▶ _Task inputs_:
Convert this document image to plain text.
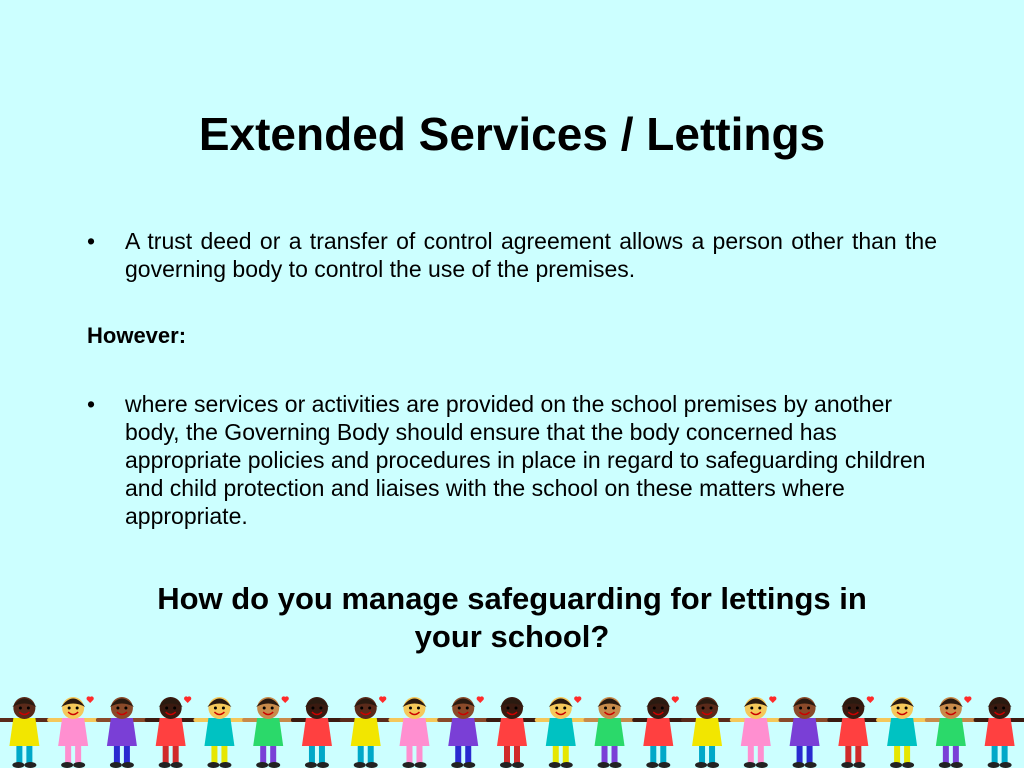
Extended Services / Lettings
•	A trust deed or a transfer of control agreement allows a person other than the governing body to control the use of the premises.
However:
•	where services or activities are provided on the school premises by another body, the Governing Body should ensure that the body concerned has appropriate policies and procedures in place in regard to safeguarding children and child protection and liaises with the school on these matters where appropriate.
How do you manage safeguarding for lettings in
your school?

▶ _Task goal_:
The records above should be reproduced exactly, with no pictures included.

▶ _Result of this task_:
Convert this document image to plain text.
Extended Services / Lettings
•	A trust deed or a transfer of control agreement allows a person other than the governing body to control the use of the premises.
However:
•	where services or activities are provided on the school premises by another body, the Governing Body should ensure that the body concerned has appropriate policies and procedures in place in regard to safeguarding children and child protection and liaises with the school on these matters where appropriate.
How do you manage safeguarding for lettings in
your school?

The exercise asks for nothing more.